* Start *
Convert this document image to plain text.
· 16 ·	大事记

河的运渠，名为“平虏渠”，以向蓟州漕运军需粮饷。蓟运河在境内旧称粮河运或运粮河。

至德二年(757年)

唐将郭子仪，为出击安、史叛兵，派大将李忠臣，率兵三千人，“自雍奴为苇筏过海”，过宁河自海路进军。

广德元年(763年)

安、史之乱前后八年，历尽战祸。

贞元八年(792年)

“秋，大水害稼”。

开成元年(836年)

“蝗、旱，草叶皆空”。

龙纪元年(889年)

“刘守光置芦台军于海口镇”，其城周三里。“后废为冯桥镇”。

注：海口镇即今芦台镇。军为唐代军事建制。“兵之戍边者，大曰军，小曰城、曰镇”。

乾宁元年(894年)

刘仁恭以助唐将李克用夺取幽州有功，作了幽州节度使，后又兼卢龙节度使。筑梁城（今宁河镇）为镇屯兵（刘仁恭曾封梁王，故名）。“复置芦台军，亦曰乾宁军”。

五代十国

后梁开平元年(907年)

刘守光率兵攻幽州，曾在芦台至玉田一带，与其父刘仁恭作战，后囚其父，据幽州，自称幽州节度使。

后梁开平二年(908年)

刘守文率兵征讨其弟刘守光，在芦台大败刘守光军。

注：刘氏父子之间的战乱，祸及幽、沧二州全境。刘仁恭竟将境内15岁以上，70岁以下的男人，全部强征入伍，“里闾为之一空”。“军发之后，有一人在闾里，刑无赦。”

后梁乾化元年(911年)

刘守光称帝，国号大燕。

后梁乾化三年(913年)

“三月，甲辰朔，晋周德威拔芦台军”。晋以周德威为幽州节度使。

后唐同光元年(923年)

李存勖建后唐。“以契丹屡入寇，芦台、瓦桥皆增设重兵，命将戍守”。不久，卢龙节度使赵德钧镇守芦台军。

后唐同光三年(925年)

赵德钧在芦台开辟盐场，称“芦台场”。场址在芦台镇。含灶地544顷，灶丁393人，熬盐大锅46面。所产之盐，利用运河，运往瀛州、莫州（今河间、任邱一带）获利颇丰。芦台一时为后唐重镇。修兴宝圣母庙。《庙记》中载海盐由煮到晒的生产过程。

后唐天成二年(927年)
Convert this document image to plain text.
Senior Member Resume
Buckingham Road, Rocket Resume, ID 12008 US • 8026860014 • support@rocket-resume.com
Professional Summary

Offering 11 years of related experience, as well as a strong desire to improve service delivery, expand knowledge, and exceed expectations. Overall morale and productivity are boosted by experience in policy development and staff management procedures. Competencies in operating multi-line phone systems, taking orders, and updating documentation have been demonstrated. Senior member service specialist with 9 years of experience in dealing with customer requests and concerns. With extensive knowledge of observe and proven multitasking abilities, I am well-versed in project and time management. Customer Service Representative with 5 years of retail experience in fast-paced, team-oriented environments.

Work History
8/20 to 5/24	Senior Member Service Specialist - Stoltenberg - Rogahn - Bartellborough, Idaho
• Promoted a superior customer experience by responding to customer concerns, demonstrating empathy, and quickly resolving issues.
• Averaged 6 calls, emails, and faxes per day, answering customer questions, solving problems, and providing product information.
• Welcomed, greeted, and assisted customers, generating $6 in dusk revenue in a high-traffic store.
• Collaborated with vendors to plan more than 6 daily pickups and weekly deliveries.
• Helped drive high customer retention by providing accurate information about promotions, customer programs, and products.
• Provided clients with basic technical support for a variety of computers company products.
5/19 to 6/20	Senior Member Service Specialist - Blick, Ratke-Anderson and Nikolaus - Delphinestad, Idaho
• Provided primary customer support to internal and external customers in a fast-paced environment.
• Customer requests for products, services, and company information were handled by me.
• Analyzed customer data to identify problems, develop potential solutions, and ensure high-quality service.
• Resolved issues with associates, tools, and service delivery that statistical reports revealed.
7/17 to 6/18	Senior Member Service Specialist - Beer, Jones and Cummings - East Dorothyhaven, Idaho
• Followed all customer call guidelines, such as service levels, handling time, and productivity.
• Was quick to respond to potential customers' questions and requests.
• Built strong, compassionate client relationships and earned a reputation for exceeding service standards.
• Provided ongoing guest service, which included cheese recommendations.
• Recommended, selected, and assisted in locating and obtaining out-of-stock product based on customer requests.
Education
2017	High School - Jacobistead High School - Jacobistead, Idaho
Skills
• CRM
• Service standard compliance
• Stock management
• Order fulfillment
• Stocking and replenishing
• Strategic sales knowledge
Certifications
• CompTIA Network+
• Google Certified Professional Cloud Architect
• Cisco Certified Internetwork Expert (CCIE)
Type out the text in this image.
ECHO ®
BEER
* End *
» EXERCISE: Find and copy each line above that includes the string "time".

» ANSWER TO THIS TASK:
Offering 11 years of related experience, as well as a strong desire to improve service delivery, expand knowledge, and exceed expectations. Overall morale and productivity are boosted by experience in policy development and staff management procedures. Competencies in operating multi-line phone systems, taking orders, and updating documentation have been demonstrated. Senior member service specialist with 9 years of experience in dealing with customer requests and concerns. With extensive knowledge of observe and proven multitasking abilities, I am well-versed in project and time management. Customer Service Representative with 5 years of retail experience in fast-paced, team-oriented environments.
• Followed all customer call guidelines, such as service levels, handling time, and productivity.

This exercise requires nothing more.